### What to produce
For every line in the records that has the word "this", make a copy.

### Recorded information
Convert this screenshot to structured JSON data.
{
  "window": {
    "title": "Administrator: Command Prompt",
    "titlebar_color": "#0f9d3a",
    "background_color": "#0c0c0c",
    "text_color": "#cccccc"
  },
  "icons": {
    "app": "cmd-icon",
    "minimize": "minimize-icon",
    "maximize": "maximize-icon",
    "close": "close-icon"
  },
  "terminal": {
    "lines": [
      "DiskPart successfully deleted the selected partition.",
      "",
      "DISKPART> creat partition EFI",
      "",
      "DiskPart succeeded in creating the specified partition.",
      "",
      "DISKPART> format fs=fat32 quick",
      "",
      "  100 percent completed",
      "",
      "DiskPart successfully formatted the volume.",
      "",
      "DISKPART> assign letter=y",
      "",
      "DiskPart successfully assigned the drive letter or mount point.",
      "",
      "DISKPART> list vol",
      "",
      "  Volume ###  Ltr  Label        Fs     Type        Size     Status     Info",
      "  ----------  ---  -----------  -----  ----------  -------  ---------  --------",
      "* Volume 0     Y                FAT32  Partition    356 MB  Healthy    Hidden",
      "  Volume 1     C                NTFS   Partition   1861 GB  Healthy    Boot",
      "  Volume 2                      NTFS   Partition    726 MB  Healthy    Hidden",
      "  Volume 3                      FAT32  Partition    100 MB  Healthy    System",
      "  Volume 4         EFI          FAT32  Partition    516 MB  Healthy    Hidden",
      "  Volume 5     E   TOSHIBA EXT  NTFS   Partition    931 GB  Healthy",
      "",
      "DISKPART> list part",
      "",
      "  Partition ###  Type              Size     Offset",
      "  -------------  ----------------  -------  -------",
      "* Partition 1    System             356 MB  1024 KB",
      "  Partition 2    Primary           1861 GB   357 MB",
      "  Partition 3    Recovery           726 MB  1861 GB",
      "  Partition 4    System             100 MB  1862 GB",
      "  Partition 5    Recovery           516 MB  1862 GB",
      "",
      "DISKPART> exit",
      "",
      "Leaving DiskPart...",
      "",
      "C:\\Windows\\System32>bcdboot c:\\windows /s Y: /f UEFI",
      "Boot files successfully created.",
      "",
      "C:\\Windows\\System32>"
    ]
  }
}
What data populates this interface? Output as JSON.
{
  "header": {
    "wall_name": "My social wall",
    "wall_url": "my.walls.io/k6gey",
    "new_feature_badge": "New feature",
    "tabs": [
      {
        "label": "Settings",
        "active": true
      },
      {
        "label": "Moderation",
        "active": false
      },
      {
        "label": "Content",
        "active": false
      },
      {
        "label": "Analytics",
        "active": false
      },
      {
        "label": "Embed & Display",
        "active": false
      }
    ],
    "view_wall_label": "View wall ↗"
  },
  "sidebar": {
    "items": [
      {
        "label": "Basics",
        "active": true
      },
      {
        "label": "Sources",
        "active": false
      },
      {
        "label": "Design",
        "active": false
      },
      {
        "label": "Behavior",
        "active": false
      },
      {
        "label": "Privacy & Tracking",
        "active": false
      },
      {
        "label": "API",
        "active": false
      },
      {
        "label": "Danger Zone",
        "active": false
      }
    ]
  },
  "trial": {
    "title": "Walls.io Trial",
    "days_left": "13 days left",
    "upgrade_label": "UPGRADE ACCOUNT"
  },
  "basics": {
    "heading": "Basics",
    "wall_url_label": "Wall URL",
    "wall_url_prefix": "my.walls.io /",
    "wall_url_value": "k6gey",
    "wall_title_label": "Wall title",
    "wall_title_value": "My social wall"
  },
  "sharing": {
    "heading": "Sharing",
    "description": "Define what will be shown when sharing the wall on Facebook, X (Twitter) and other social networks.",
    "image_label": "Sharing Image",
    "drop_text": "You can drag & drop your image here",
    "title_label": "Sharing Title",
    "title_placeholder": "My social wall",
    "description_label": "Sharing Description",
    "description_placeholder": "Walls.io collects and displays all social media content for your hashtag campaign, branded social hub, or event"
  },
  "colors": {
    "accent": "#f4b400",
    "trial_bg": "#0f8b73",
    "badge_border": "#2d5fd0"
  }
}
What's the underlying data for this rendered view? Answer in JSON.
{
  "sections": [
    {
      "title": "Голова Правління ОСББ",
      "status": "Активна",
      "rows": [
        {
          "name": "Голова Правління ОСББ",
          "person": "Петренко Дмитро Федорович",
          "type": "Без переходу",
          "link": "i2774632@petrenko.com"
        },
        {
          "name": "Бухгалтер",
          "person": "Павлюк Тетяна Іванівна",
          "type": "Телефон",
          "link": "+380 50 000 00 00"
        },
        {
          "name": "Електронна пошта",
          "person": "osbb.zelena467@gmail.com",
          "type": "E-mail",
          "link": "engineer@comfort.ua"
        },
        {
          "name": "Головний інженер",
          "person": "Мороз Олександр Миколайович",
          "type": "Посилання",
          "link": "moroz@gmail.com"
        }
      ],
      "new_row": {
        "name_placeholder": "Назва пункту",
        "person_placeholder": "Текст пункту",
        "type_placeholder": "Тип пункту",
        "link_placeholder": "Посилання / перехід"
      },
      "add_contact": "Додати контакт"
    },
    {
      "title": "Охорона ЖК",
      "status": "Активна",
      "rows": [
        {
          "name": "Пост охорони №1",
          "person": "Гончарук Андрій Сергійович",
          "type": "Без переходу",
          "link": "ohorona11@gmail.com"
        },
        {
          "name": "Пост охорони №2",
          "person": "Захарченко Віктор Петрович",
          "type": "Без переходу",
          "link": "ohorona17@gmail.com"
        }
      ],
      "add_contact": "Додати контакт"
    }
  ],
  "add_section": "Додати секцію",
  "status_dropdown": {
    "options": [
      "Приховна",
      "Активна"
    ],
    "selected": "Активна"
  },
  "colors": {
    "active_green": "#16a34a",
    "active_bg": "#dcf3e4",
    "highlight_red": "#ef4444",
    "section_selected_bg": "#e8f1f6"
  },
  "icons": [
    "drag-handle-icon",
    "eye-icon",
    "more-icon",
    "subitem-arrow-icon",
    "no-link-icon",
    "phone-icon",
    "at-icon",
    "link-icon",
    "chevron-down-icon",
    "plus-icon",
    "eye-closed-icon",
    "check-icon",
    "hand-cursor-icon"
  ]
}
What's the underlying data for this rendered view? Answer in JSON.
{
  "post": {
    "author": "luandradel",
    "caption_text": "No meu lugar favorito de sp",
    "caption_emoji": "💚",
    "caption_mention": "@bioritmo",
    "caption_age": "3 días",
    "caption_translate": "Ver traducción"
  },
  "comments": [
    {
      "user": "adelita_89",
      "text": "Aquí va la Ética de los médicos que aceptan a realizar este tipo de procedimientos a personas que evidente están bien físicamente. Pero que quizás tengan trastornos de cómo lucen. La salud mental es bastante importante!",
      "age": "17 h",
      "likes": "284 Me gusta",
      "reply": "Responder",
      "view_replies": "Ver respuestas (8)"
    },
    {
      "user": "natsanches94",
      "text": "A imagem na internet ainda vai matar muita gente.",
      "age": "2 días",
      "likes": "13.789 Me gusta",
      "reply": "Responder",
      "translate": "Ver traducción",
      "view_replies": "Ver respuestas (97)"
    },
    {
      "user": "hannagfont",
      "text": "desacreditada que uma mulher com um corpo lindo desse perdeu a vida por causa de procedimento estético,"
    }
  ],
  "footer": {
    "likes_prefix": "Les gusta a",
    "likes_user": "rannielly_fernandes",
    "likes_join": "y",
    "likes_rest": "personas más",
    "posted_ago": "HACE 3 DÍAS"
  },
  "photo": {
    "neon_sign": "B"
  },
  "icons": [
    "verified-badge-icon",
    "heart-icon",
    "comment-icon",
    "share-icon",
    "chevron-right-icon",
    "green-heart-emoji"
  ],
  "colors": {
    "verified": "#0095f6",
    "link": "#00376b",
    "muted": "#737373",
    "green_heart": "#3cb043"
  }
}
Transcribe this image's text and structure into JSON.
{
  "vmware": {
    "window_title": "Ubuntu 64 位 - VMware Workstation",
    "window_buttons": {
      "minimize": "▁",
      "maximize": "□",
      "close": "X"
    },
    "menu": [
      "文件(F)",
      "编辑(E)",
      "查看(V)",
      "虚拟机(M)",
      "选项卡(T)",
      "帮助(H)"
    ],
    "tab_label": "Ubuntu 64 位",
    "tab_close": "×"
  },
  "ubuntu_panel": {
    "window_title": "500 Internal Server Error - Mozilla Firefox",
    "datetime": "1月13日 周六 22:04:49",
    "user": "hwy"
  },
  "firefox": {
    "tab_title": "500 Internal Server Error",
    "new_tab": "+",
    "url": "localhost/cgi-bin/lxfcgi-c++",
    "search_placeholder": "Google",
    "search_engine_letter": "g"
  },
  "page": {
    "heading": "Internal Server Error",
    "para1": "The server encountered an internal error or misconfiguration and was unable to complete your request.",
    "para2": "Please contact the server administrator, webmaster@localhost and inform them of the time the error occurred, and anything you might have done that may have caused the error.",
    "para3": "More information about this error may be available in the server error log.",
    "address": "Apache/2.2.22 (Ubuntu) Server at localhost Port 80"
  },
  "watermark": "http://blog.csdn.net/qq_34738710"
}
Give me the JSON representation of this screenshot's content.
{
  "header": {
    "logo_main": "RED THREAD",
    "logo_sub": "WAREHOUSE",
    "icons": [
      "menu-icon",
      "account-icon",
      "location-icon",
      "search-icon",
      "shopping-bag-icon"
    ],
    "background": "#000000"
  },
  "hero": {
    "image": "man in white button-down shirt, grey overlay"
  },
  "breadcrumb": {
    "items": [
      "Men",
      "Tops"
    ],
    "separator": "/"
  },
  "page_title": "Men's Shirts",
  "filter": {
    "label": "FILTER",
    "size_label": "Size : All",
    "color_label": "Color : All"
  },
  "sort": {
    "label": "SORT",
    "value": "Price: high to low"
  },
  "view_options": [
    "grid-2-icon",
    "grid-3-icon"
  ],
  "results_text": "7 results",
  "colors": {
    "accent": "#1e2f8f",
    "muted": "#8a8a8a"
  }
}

### Task output
Convert this screenshot to structured JSON data.
What data populates this interface? Output as JSON.
What's the underlying data for this rendered view? Answer in JSON.
What's the underlying data for this rendered view? Answer in JSON.
Transcribe this image's text and structure into JSON.
    "para3": "More information about this error may be available in the server error log.",
Give me the JSON representation of this screenshot's content.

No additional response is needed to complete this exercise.